# Data entries:
--- START ---

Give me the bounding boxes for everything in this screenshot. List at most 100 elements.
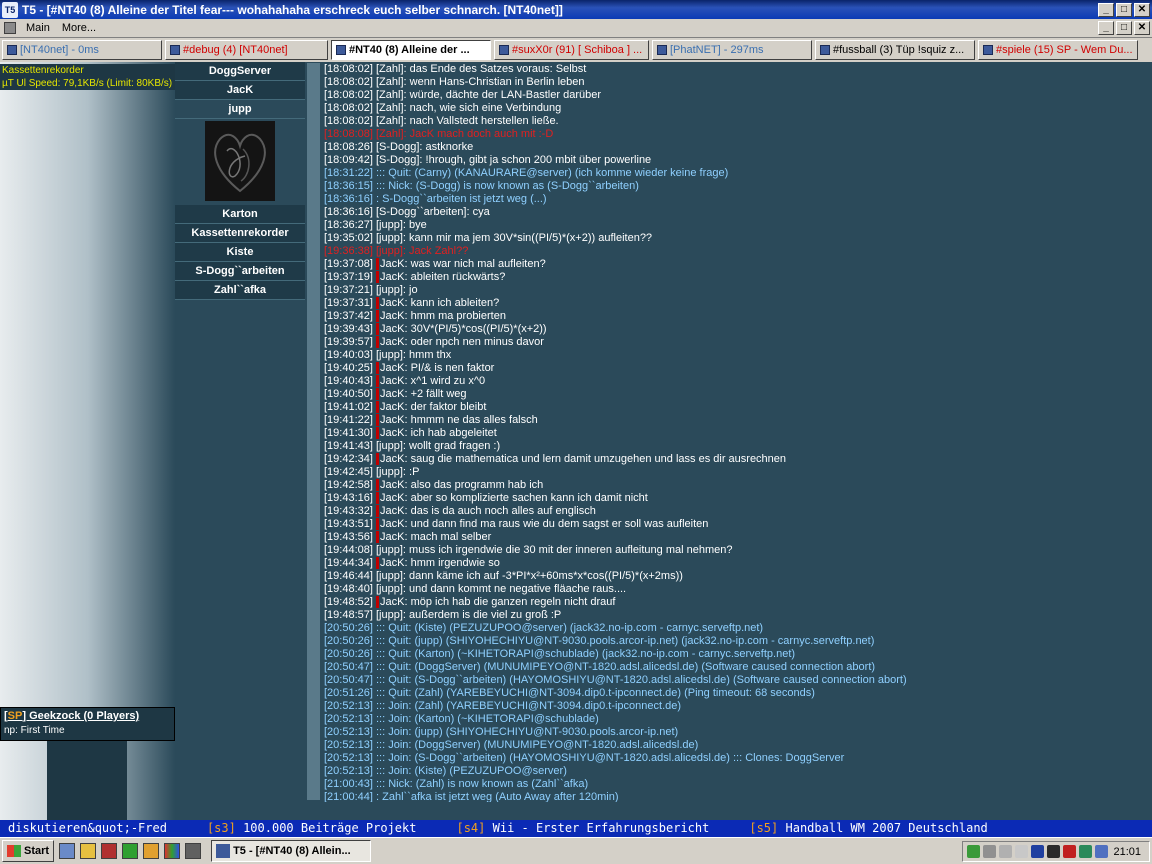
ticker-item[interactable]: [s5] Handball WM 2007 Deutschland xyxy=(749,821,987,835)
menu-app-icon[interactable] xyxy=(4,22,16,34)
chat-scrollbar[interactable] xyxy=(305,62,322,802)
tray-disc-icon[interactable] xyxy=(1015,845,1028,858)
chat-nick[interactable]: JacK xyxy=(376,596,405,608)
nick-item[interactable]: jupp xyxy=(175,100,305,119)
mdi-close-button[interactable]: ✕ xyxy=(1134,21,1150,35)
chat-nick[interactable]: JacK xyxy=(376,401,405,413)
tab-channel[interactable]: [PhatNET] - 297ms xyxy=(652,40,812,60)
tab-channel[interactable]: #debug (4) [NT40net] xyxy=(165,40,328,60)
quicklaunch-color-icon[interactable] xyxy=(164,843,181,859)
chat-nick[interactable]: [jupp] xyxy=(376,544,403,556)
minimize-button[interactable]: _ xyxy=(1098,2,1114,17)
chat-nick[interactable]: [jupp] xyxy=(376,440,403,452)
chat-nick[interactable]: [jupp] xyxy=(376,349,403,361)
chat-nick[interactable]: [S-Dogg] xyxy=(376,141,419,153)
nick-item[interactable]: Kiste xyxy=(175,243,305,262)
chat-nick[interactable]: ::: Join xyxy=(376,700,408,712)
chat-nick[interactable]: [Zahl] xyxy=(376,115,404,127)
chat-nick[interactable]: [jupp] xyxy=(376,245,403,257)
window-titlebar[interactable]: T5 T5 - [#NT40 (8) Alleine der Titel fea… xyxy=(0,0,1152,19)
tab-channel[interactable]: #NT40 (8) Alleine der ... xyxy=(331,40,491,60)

--- END ---

# Work required:
Identify each line of the listing above that contains the string "icon", and copy those lines in full. Case counts.

# Exercise solution:
menu-app-icon[interactable] xyxy=(4,22,16,34)
tray-disc-icon[interactable] xyxy=(1015,845,1028,858)
quicklaunch-color-icon[interactable] xyxy=(164,843,181,859)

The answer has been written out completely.